Give every entry again, word for word and in full.

+ + + +

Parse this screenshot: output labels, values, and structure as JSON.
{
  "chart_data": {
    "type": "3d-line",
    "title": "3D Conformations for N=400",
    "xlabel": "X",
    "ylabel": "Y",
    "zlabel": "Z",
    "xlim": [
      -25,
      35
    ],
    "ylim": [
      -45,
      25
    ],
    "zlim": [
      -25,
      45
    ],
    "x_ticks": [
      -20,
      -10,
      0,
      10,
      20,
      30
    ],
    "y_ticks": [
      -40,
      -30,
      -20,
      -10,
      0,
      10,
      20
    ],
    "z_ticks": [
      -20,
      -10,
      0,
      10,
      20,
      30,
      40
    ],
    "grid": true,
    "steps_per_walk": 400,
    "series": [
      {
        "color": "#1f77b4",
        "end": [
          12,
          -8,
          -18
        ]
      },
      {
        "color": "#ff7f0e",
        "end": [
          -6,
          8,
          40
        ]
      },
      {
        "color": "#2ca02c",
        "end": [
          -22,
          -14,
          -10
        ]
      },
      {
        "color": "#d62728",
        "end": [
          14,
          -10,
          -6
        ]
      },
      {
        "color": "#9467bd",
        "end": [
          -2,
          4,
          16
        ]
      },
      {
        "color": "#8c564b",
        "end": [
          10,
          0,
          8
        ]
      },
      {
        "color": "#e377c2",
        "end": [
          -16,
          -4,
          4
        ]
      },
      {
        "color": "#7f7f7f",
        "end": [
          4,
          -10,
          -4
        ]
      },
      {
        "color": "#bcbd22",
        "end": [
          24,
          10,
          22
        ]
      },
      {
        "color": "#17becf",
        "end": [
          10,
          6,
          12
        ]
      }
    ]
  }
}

+ + + +

* _Answer to this problem_:
Parse this screenshot: output labels, values, and structure as JSON.
{
  "chart_data": {
    "type": "3d-line",
    "title": "3D Conformations for N=400",
    "xlabel": "X",
    "ylabel": "Y",
    "zlabel": "Z",
    "xlim": [
      -25,
      35
    ],
    "ylim": [
      -45,
      25
    ],
    "zlim": [
      -25,
      45
    ],
    "x_ticks": [
      -20,
      -10,
      0,
      10,
      20,
      30
    ],
    "y_ticks": [
      -40,
      -30,
      -20,
      -10,
      0,
      10,
      20
    ],
    "z_ticks": [
      -20,
      -10,
      0,
      10,
      20,
      30,
      40
    ],
    "grid": true,
    "steps_per_walk": 400,
    "series": [
      {
        "color": "#1f77b4",
        "end": [
          12,
          -8,
          -18
        ]
      },
      {
        "color": "#ff7f0e",
        "end": [
          -6,
          8,
          40
        ]
      },
      {
        "color": "#2ca02c",
        "end": [
          -22,
          -14,
          -10
        ]
      },
      {
        "color": "#d62728",
        "end": [
          14,
          -10,
          -6
        ]
      },
      {
        "color": "#9467bd",
        "end": [
          -2,
          4,
          16
        ]
      },
      {
        "color": "#8c564b",
        "end": [
          10,
          0,
          8
        ]
      },
      {
        "color": "#e377c2",
        "end": [
          -16,
          -4,
          4
        ]
      },
      {
        "color": "#7f7f7f",
        "end": [
          4,
          -10,
          -4
        ]
      },
      {
        "color": "#bcbd22",
        "end": [
          24,
          10,
          22
        ]
      },
      {
        "color": "#17becf",
        "end": [
          10,
          6,
          12
        ]
      }
    ]
  }
}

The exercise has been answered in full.